§ To do
Continue the passage on how the KimKlone intercepts undocumented 6502 opcodes, starting after its final sentence.

"a hardware device ... which apparently sat between the 6502 and its socket to trap any undocumented opcodes. ... Assuming such a device existed, how did that work?"
That sounds a lot like "the KK Computer: a Radical 6502 Redesign".
The 6502 was designed to have a unified Princeton architecture, not a split I/D memory.
However, the 6502 has a "SYNC" pin that pulses when an opcode is fetched, which is how the KimKlone "detect if the byte being read was an instruction or something else". (I would be surprised if the Trap65 used any other method of detecting which memory reads were instructions).
In the KimKlone ("KK"),
the SYNC output pin of the 6502 (op-code fetch) and the phase 2 output pin of the 6502, and the memory data bus, are the only inputs to a few standard logic chips that track exactly what instruction is executing and how many cycles it has gone into that instruction -- including the "new" instructions that the KimKlone substitutes for many previously Undefined instructions --
as documented in "KimKlone: Processor Partnership".
The KimKlone splits the data bus into the "memory data bus" and the "CPU data bus".
During an instruction fetch (i.e., when the 6502 pulses the SYNC pin),
the data from the memory bus goes into 4 chips:
the KK latches the actual data from memory into the KK's instruction register (a 74x273 chip).
Meanwhile, all 8 bits go into a 74xx245 bus transceiver.
Meanwhile, the high 5 bits (xxxx_x) drive a 74S288 EPROM, which selects a substitute opcode.
Meanwhile, the low 3 bits go into a small decoder that tests that instruction on the memory data bus for xxxx_x011 patterns, which are all single-cycle NOPs on the 65C02.
If the decoder detects a xxxx_x011 pattern during the op-code fetch, that pattern never reaches the CPU bus -- the KK disables the transceiver and enables the EPROM to drive a substitute 65C02 op-code into the CPU on the CPU data bus.

§ Exercise data
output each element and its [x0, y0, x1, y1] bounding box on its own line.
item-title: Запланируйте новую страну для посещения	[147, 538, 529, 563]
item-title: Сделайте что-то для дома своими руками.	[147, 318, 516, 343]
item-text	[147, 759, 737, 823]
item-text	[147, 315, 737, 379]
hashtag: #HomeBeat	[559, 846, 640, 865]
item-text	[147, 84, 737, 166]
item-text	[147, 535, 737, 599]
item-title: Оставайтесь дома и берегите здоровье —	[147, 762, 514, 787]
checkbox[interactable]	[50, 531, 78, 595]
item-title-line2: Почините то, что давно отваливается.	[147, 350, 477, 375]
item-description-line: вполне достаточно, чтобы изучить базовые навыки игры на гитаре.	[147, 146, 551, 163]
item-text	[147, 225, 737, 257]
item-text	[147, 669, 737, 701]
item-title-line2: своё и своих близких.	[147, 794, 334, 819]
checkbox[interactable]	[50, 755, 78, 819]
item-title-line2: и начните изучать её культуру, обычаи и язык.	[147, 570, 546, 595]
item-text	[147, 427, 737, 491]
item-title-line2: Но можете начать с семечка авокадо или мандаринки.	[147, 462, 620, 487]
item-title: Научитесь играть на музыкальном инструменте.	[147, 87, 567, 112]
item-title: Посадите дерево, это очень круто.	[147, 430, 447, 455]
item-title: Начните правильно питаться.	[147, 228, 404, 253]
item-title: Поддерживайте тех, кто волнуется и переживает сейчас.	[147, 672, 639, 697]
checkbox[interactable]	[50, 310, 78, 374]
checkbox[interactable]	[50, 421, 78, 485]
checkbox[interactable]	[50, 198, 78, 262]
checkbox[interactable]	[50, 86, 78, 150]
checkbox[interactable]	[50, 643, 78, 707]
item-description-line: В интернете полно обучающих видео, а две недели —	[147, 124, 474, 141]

§ Task result
During all other times (the decoder detects a "normal" 65C02 instruction being fetched, or the decoder sees a normal data LOAD or STORE where the SYNC pin doesn't pulse) -- that decoder enables the transceiver that connects the memory data bus and the CPU data bus normally.
(Apparently Laughton considered the possibility that the decoder + EPROM might not be fast enough to do this before the 6502 latched the instruction, and the backup plan was to allow that single-cycle NOP to execute normally, and then substitute a "normal" 65C02 instruction on the following cycle).
Because the KK latches the original instruction from RAM (not the possibly-substituted instruction going to the 65C02), it can continue doing the "extra stuff" necessary to implement that specific new instruction.
The hardware schematic in the Carl W. Moser article unconditionally substitutes a NOP instruction,
but the KK sometimes substitutes some other instruction, so some of the new instructions of the KK can re-use the 6502 address generation unit rather than requiring extra external hardware to do that work.
Jeff Laughton has documented all the details on how the KimKlone works and how to re-implement it, starting at
"KimKlone: Introduction & Table of Contents".